Task to complete — Pictures stay out of your copy, but everything else in the records below must be repeated exactly.

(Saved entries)
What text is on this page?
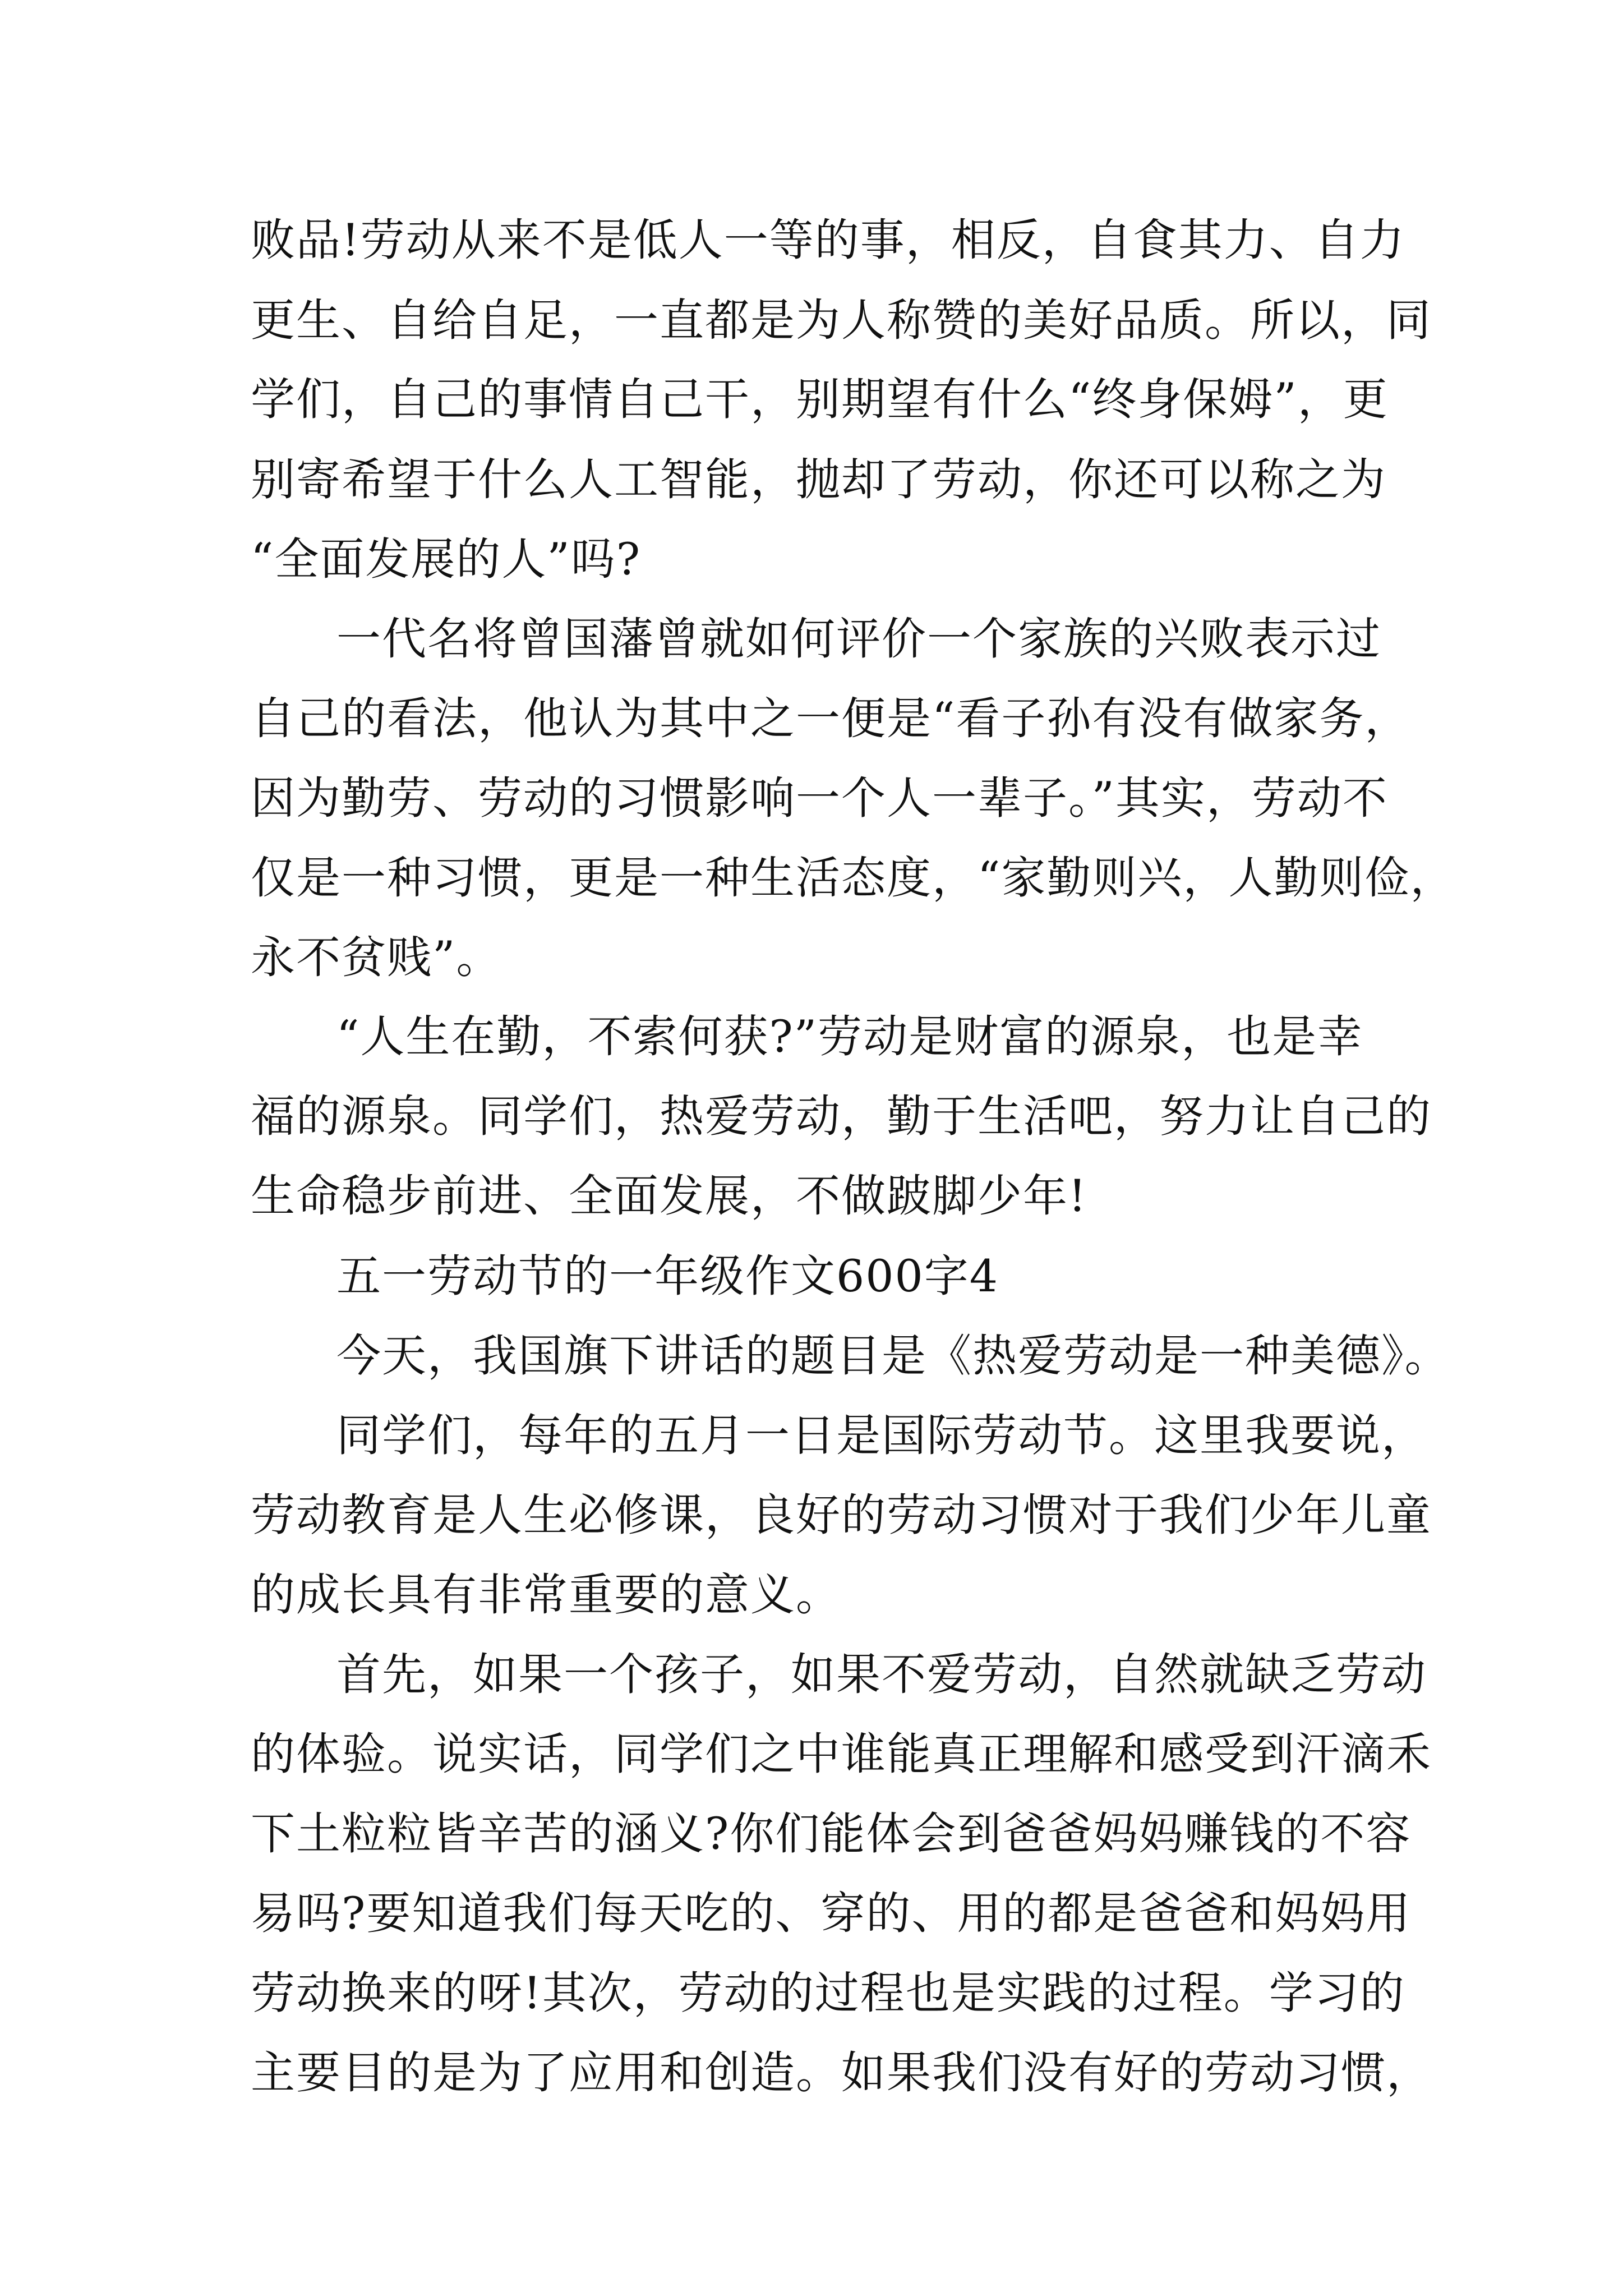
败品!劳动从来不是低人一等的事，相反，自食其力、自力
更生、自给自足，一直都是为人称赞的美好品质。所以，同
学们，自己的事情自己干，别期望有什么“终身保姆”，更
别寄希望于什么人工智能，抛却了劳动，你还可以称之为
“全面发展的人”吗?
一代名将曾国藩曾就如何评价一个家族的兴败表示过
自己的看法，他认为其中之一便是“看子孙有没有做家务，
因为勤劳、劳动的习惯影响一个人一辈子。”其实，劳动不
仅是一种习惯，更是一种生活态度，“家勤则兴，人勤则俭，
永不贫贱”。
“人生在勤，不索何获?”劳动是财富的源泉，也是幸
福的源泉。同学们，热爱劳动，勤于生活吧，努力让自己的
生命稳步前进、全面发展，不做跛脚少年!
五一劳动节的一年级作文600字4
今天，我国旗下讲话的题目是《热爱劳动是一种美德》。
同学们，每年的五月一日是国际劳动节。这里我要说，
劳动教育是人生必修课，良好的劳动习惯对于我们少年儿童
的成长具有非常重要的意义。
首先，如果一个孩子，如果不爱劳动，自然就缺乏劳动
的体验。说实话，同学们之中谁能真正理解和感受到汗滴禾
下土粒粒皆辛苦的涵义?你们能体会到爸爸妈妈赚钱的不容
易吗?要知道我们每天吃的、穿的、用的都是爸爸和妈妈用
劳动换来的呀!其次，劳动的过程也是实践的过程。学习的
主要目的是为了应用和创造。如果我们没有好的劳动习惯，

Solution for this task —
What text is on this page?
败品!劳动从来不是低人一等的事，相反，自食其力、自力
更生、自给自足，一直都是为人称赞的美好品质。所以，同
学们，自己的事情自己干，别期望有什么“终身保姆”，更
别寄希望于什么人工智能，抛却了劳动，你还可以称之为
“全面发展的人”吗?
一代名将曾国藩曾就如何评价一个家族的兴败表示过
自己的看法，他认为其中之一便是“看子孙有没有做家务，
因为勤劳、劳动的习惯影响一个人一辈子。”其实，劳动不
仅是一种习惯，更是一种生活态度，“家勤则兴，人勤则俭，
永不贫贱”。
“人生在勤，不索何获?”劳动是财富的源泉，也是幸
福的源泉。同学们，热爱劳动，勤于生活吧，努力让自己的
生命稳步前进、全面发展，不做跛脚少年!
五一劳动节的一年级作文600字4
今天，我国旗下讲话的题目是《热爱劳动是一种美德》。
同学们，每年的五月一日是国际劳动节。这里我要说，
劳动教育是人生必修课，良好的劳动习惯对于我们少年儿童
的成长具有非常重要的意义。
首先，如果一个孩子，如果不爱劳动，自然就缺乏劳动
的体验。说实话，同学们之中谁能真正理解和感受到汗滴禾
下土粒粒皆辛苦的涵义?你们能体会到爸爸妈妈赚钱的不容
易吗?要知道我们每天吃的、穿的、用的都是爸爸和妈妈用
劳动换来的呀!其次，劳动的过程也是实践的过程。学习的
主要目的是为了应用和创造。如果我们没有好的劳动习惯，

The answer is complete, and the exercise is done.